::: RECORDS FOR THE TASK

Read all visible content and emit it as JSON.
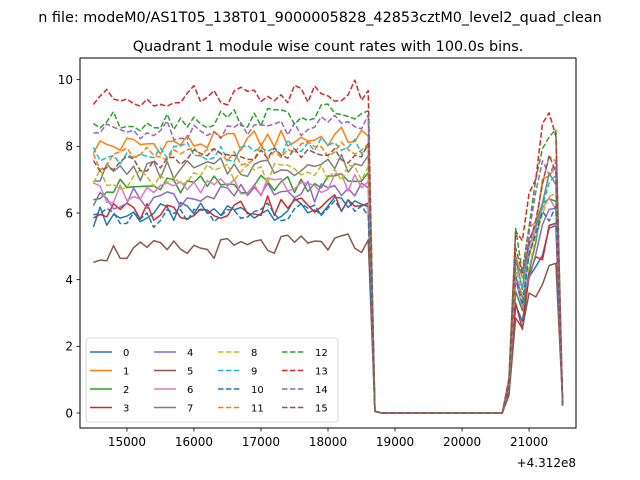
{
  "figure": {
    "suptitle": "n file: modeM0/AS1T05_138T01_9000005828_42853cztM0_level2_quad_clean",
    "title": "Quadrant 1 module wise count rates with 100.0s bins.",
    "offset_text": "+4.312e8"
  },
  "chart_data": {
    "type": "line",
    "title": "Quadrant 1 module wise count rates with 100.0s bins.",
    "x_offset_label": "+4.312e8",
    "xlim": [
      14300,
      21700
    ],
    "ylim": [
      -0.45,
      10.65
    ],
    "xticks": [
      15000,
      16000,
      17000,
      18000,
      19000,
      20000,
      21000
    ],
    "xtick_labels": [
      "15000",
      "16000",
      "17000",
      "18000",
      "19000",
      "20000",
      "21000"
    ],
    "yticks": [
      0,
      2,
      4,
      6,
      8,
      10
    ],
    "ytick_labels": [
      "0",
      "2",
      "4",
      "6",
      "8",
      "10"
    ],
    "grid": false,
    "legend_location": "lower-left",
    "legend_columns": 4,
    "x_start": 14500,
    "x_step": 100,
    "gap": {
      "start": 18800,
      "end": 20600,
      "value": 0
    },
    "series": [
      {
        "name": "0",
        "color": "#1f77b4",
        "dash": "solid",
        "base1": 5.9,
        "base2": 5.2
      },
      {
        "name": "1",
        "color": "#ff7f0e",
        "dash": "solid",
        "base1": 8.0,
        "base2": 7.0
      },
      {
        "name": "2",
        "color": "#2ca02c",
        "dash": "solid",
        "base1": 6.7,
        "base2": 6.3
      },
      {
        "name": "3",
        "color": "#d62728",
        "dash": "solid",
        "base1": 6.0,
        "base2": 5.3
      },
      {
        "name": "4",
        "color": "#9467bd",
        "dash": "solid",
        "base1": 6.4,
        "base2": 6.0
      },
      {
        "name": "5",
        "color": "#8c564b",
        "dash": "solid",
        "base1": 4.8,
        "base2": 4.4
      },
      {
        "name": "6",
        "color": "#e377c2",
        "dash": "solid",
        "base1": 6.6,
        "base2": 6.5
      },
      {
        "name": "7",
        "color": "#7f7f7f",
        "dash": "solid",
        "base1": 7.2,
        "base2": 7.0
      },
      {
        "name": "8",
        "color": "#bcbd22",
        "dash": "dashed",
        "base1": 7.0,
        "base2": 6.6
      },
      {
        "name": "9",
        "color": "#17becf",
        "dash": "dashed",
        "base1": 7.7,
        "base2": 6.8
      },
      {
        "name": "10",
        "color": "#1f77b4",
        "dash": "dashed",
        "base1": 5.8,
        "base2": 6.2
      },
      {
        "name": "11",
        "color": "#ff7f0e",
        "dash": "dashed",
        "base1": 7.6,
        "base2": 7.3
      },
      {
        "name": "12",
        "color": "#2ca02c",
        "dash": "dashed",
        "base1": 8.7,
        "base2": 8.3
      },
      {
        "name": "13",
        "color": "#d62728",
        "dash": "dashed",
        "base1": 9.4,
        "base2": 8.7
      },
      {
        "name": "14",
        "color": "#9467bd",
        "dash": "dashed",
        "base1": 8.4,
        "base2": 7.6
      },
      {
        "name": "15",
        "color": "#8c564b",
        "dash": "dashed",
        "base1": 7.5,
        "base2": 7.4
      }
    ]
  }
}
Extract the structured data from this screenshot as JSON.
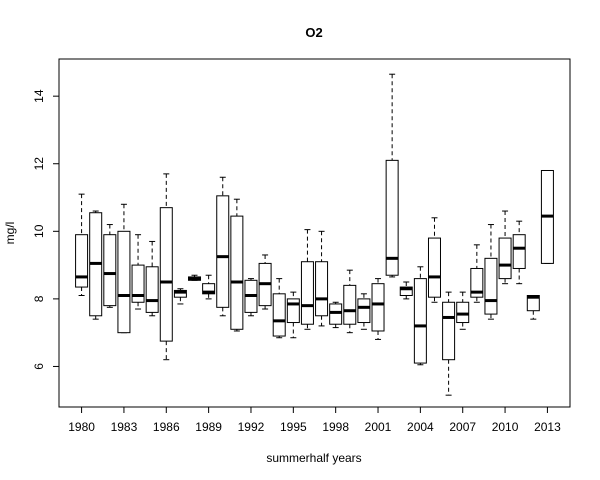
{
  "chart_data": {
    "type": "box",
    "title": "O2",
    "xlabel": "summerhalf years",
    "ylabel": "mg/l",
    "ylim": [
      4.8,
      15.1
    ],
    "yticks": [
      6,
      8,
      10,
      12,
      14
    ],
    "xlim": [
      1978.4,
      2014.6
    ],
    "xticks": [
      1980,
      1983,
      1986,
      1989,
      1992,
      1995,
      1998,
      2001,
      2004,
      2007,
      2010,
      2013
    ],
    "boxes": [
      {
        "year": 1980,
        "lower": 8.1,
        "q1": 8.35,
        "median": 8.65,
        "q3": 9.9,
        "upper": 11.1
      },
      {
        "year": 1981,
        "lower": 7.4,
        "q1": 7.5,
        "median": 9.05,
        "q3": 10.55,
        "upper": 10.6
      },
      {
        "year": 1982,
        "lower": 7.75,
        "q1": 7.8,
        "median": 8.75,
        "q3": 9.9,
        "upper": 10.2
      },
      {
        "year": 1983,
        "lower": 7.0,
        "q1": 7.0,
        "median": 8.1,
        "q3": 10.0,
        "upper": 10.8
      },
      {
        "year": 1984,
        "lower": 7.7,
        "q1": 7.9,
        "median": 8.1,
        "q3": 9.0,
        "upper": 9.9
      },
      {
        "year": 1985,
        "lower": 7.5,
        "q1": 7.6,
        "median": 7.95,
        "q3": 8.95,
        "upper": 9.7
      },
      {
        "year": 1986,
        "lower": 6.2,
        "q1": 6.75,
        "median": 8.5,
        "q3": 10.7,
        "upper": 11.7
      },
      {
        "year": 1987,
        "lower": 7.85,
        "q1": 8.05,
        "median": 8.2,
        "q3": 8.25,
        "upper": 8.3
      },
      {
        "year": 1988,
        "lower": 8.55,
        "q1": 8.55,
        "median": 8.6,
        "q3": 8.65,
        "upper": 8.7
      },
      {
        "year": 1989,
        "lower": 8.0,
        "q1": 8.15,
        "median": 8.2,
        "q3": 8.45,
        "upper": 8.7
      },
      {
        "year": 1990,
        "lower": 7.5,
        "q1": 7.75,
        "median": 9.25,
        "q3": 11.05,
        "upper": 11.6
      },
      {
        "year": 1991,
        "lower": 7.05,
        "q1": 7.1,
        "median": 8.5,
        "q3": 10.45,
        "upper": 10.95
      },
      {
        "year": 1992,
        "lower": 7.5,
        "q1": 7.6,
        "median": 8.1,
        "q3": 8.55,
        "upper": 8.6
      },
      {
        "year": 1993,
        "lower": 7.7,
        "q1": 7.8,
        "median": 8.45,
        "q3": 9.05,
        "upper": 9.3
      },
      {
        "year": 1994,
        "lower": 6.85,
        "q1": 6.9,
        "median": 7.35,
        "q3": 8.15,
        "upper": 8.6
      },
      {
        "year": 1995,
        "lower": 6.85,
        "q1": 7.3,
        "median": 7.85,
        "q3": 8.0,
        "upper": 8.2
      },
      {
        "year": 1996,
        "lower": 7.1,
        "q1": 7.25,
        "median": 7.8,
        "q3": 9.1,
        "upper": 10.05
      },
      {
        "year": 1997,
        "lower": 7.2,
        "q1": 7.5,
        "median": 8.0,
        "q3": 9.1,
        "upper": 10.0
      },
      {
        "year": 1998,
        "lower": 7.15,
        "q1": 7.25,
        "median": 7.6,
        "q3": 7.85,
        "upper": 7.9
      },
      {
        "year": 1999,
        "lower": 7.0,
        "q1": 7.25,
        "median": 7.65,
        "q3": 8.4,
        "upper": 8.85
      },
      {
        "year": 2000,
        "lower": 7.1,
        "q1": 7.3,
        "median": 7.75,
        "q3": 8.0,
        "upper": 8.15
      },
      {
        "year": 2001,
        "lower": 6.8,
        "q1": 7.05,
        "median": 7.85,
        "q3": 8.45,
        "upper": 8.6
      },
      {
        "year": 2002,
        "lower": 8.65,
        "q1": 8.7,
        "median": 9.2,
        "q3": 12.1,
        "upper": 14.65
      },
      {
        "year": 2003,
        "lower": 8.0,
        "q1": 8.1,
        "median": 8.3,
        "q3": 8.35,
        "upper": 8.5
      },
      {
        "year": 2004,
        "lower": 6.05,
        "q1": 6.1,
        "median": 7.2,
        "q3": 8.6,
        "upper": 8.95
      },
      {
        "year": 2005,
        "lower": 7.9,
        "q1": 8.05,
        "median": 8.65,
        "q3": 9.8,
        "upper": 10.4
      },
      {
        "year": 2006,
        "lower": 5.15,
        "q1": 6.2,
        "median": 7.45,
        "q3": 7.9,
        "upper": 8.2
      },
      {
        "year": 2007,
        "lower": 7.1,
        "q1": 7.3,
        "median": 7.55,
        "q3": 7.9,
        "upper": 8.2
      },
      {
        "year": 2008,
        "lower": 7.9,
        "q1": 8.05,
        "median": 8.2,
        "q3": 8.9,
        "upper": 9.6
      },
      {
        "year": 2009,
        "lower": 7.4,
        "q1": 7.55,
        "median": 7.95,
        "q3": 9.2,
        "upper": 10.2
      },
      {
        "year": 2010,
        "lower": 8.45,
        "q1": 8.6,
        "median": 9.0,
        "q3": 9.8,
        "upper": 10.6
      },
      {
        "year": 2011,
        "lower": 8.45,
        "q1": 8.9,
        "median": 9.5,
        "q3": 9.9,
        "upper": 10.3
      },
      {
        "year": 2012,
        "lower": 7.4,
        "q1": 7.65,
        "median": 8.05,
        "q3": 8.1,
        "upper": 8.1
      },
      {
        "year": 2013,
        "lower": 9.05,
        "q1": 9.05,
        "median": 10.45,
        "q3": 11.8,
        "upper": 11.8
      }
    ],
    "grid": false,
    "legend": "none"
  }
}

::::::

Pull out and copy each line containing the string "JSON".

Read all visible content and emit it as JSON.
Extract the structured data from this screenshot as JSON.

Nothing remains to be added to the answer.